§ **Ausgangstext**
In einem dringenden Appell an Vertreterinnen und Vertreter von Politik und Kirche mahnt DCV-Präsidentin Eva Welskop-Deffaa: „Armut hat viele Gesichter. In einer Welt multipler Krisen und sich vielfältig verstärkender Gefahrenlagen ist jeder Mann und jede Frau im Laufe ihres Lebens von Schicksalsschlägen und Armutsrisiken bedroht. Institutionen, die Abwärtsspiralen präventiv entgegenwirken und Angebote, die in Notlagen helfen, sind heute wichtiger denn je.
Die Allgemeine Sozialberatung ist eine solche Anlaufstelle. Sie steht allen Menschen in sozialen Notlagen offen und ermöglicht schnelle Hilfe, Ansprache und Begleitung. Ihre offene Tür ist ein Signal der Zuversicht und Hoffnung in Zeiten wachsender Existenzangst und zunehmender Vereinzelung. Ihre damit weit über den Einzelfall hinausgehende gesellschaftliche Bedeutung begründet die Notwendigkeit verlässlicher Finanzierung. Ich appelliere an alle Verantwortlichen, die Allgemeine Sozialberatung auf eine finanziell solide Basis zu stellen.

(Einige Zeilen)
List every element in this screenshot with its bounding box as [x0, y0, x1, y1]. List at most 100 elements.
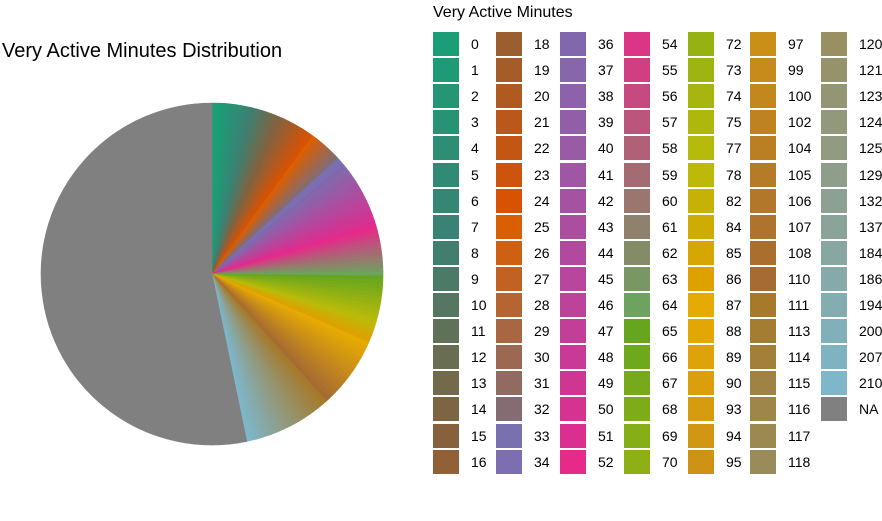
legend-label: 200: [859, 323, 882, 340]
legend-label: 184: [859, 244, 882, 261]
legend-label: 118: [788, 453, 811, 470]
legend-label: 121: [859, 62, 882, 79]
legend-label: 97: [788, 36, 804, 52]
legend-swatch: [496, 293, 522, 317]
legend-label: 56: [662, 88, 678, 105]
legend-swatch: [624, 345, 650, 370]
legend-swatch: [624, 319, 650, 344]
legend-label: 64: [662, 297, 678, 313]
legend-label: 3: [471, 114, 479, 131]
legend-swatch: [750, 84, 776, 109]
legend-swatch: [688, 84, 714, 109]
legend-swatch: [624, 84, 650, 109]
legend-swatch: [560, 319, 586, 344]
legend-label: 50: [598, 401, 614, 418]
legend-swatch: [433, 371, 459, 396]
legend-swatch: [496, 319, 522, 344]
legend-label: 39: [598, 114, 614, 131]
legend-label: 26: [534, 244, 550, 261]
legend-label: 87: [726, 297, 742, 313]
legend-swatch: [821, 397, 847, 422]
legend-label: 117: [788, 427, 811, 444]
legend-swatch: [688, 110, 714, 135]
legend-label: 40: [598, 140, 614, 157]
legend-label: 120: [859, 36, 882, 52]
legend-swatch: [560, 58, 586, 83]
legend-swatch: [624, 136, 650, 161]
pie-slice-NA: [40, 102, 248, 446]
legend-label: 102: [788, 114, 812, 131]
legend-swatch: [496, 345, 522, 370]
legend-swatch: [821, 188, 847, 213]
legend-label: 43: [598, 218, 614, 235]
legend-swatch: [688, 397, 714, 422]
legend-label: 12: [471, 349, 487, 366]
legend-label: 6: [471, 192, 479, 209]
legend-swatch: [688, 58, 714, 83]
legend-label: 108: [788, 244, 812, 261]
legend-swatch: [624, 188, 650, 213]
legend-label: 72: [726, 36, 742, 52]
legend-swatch: [433, 266, 459, 291]
legend-label: 31: [534, 375, 550, 392]
legend-swatch: [433, 397, 459, 422]
legend-swatch: [688, 32, 714, 56]
chart-title: Very Active Minutes Distribution: [2, 40, 283, 62]
legend-label: 5: [471, 166, 479, 183]
legend-label: 94: [726, 427, 742, 444]
legend-swatch: [750, 136, 776, 161]
legend-label: 20: [534, 88, 550, 105]
legend-swatch: [433, 423, 459, 448]
legend-label: 85: [726, 244, 742, 261]
legend-label: 124: [859, 114, 882, 131]
legend-swatch: [433, 188, 459, 213]
legend-label: 99: [788, 62, 804, 79]
legend-swatch: [688, 188, 714, 213]
legend-swatch: [688, 293, 714, 317]
legend-label: 114: [788, 349, 811, 366]
legend-label: 38: [598, 88, 614, 105]
legend-label: 63: [662, 270, 678, 287]
legend-label: 95: [726, 453, 742, 470]
legend-swatch: [821, 240, 847, 265]
legend-label: 194: [859, 297, 882, 313]
legend-swatch: [688, 345, 714, 370]
legend-swatch: [624, 214, 650, 239]
legend-label: 47: [598, 323, 614, 340]
legend-label: 90: [726, 375, 742, 392]
legend-swatch: [624, 58, 650, 83]
legend-label: 41: [598, 166, 614, 183]
legend-label: 13: [471, 375, 487, 392]
legend-swatch: [560, 266, 586, 291]
legend-swatch: [496, 423, 522, 448]
legend-swatch: [496, 162, 522, 187]
legend-label: 78: [726, 166, 742, 183]
legend-label: 68: [662, 401, 678, 418]
legend-swatch: [433, 162, 459, 187]
legend-label: 23: [534, 166, 550, 183]
legend-label: 4: [471, 140, 479, 157]
legend-label: 210: [859, 375, 882, 392]
legend-label: 62: [662, 244, 678, 261]
legend-label: 44: [598, 244, 614, 261]
legend-swatch: [750, 240, 776, 265]
legend-swatch: [560, 214, 586, 239]
legend-swatch: [624, 397, 650, 422]
legend-label: 132: [859, 192, 882, 209]
legend-label: 45: [598, 270, 614, 287]
legend-label: 77: [726, 140, 742, 157]
legend-swatch: [688, 423, 714, 448]
legend-swatch: [560, 162, 586, 187]
legend-swatch: [433, 214, 459, 239]
legend-swatch: [821, 162, 847, 187]
legend-label: 55: [662, 62, 678, 79]
legend-swatch: [496, 266, 522, 291]
legend-swatch: [496, 371, 522, 396]
legend-swatch: [560, 423, 586, 448]
legend-swatch: [688, 449, 714, 474]
legend-swatch: [496, 188, 522, 213]
legend-swatch: [821, 58, 847, 83]
legend-swatch: [433, 240, 459, 265]
legend-label: 74: [726, 88, 742, 105]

§ **Aufgaben**
• a. Erklären Sie anhand des Appells zur Allgemeinen Sozialberatung, weshalb dort eine verlässliche Finanzierung als notwendig bezeichnet wird.
• b. Wem steht die Allgemeine Sozialberatung laut dem Appell zur Allgemeinen Sozialberatung offen?

§ **Die Lösungen**
• a. Die Allgemeine Sozialberatung steht allen Menschen in sozialen Notlagen offen, und ihre offene Tür ist ein Signal der Zuversicht und Hoffnung in Zeiten wachsender Existenzangst und zunehmender Vereinzelung. Ihre gesellschaftliche Bedeutung reicht damit weit über den Einzelfall hinaus und begründet die Notwendigkeit verlässlicher Finanzierung.

• b. Allen Menschen in sozialen Notlagen.